Source data
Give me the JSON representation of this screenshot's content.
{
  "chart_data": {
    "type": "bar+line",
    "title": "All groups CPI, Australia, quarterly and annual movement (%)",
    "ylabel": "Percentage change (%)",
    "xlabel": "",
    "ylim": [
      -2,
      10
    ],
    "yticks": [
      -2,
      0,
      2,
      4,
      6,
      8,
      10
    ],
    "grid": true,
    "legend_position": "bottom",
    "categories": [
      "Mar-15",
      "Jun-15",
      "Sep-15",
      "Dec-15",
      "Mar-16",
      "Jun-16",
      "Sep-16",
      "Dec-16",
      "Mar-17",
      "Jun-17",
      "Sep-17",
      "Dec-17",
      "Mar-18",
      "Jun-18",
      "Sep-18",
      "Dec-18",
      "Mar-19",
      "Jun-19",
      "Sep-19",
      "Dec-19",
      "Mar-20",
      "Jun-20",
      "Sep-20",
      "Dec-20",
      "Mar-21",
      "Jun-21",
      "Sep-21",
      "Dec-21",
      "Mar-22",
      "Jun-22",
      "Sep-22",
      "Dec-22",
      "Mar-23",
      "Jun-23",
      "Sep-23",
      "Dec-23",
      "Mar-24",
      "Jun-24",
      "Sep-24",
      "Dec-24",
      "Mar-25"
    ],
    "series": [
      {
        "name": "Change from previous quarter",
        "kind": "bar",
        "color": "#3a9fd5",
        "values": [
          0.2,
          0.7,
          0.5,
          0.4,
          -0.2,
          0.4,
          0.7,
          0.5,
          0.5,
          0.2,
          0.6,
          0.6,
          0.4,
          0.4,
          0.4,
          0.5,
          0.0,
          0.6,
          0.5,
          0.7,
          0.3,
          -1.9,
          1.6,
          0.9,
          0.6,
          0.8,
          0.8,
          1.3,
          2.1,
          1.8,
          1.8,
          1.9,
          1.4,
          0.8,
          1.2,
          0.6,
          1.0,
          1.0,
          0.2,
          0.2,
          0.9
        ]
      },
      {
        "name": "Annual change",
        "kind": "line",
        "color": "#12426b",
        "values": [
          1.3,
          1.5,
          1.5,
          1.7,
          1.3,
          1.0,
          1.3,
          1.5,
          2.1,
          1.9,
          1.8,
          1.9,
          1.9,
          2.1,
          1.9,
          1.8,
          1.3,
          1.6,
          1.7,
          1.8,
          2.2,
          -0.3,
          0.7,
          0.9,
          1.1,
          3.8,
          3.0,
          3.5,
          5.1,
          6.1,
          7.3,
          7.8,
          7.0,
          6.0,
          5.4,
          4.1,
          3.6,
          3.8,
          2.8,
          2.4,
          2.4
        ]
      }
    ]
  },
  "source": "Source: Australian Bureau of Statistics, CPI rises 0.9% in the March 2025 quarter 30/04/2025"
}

What to work on
List each line of the records that holds the string "name".

Response for this exercise
        "name": "Change from previous quarter",
        "name": "Annual change",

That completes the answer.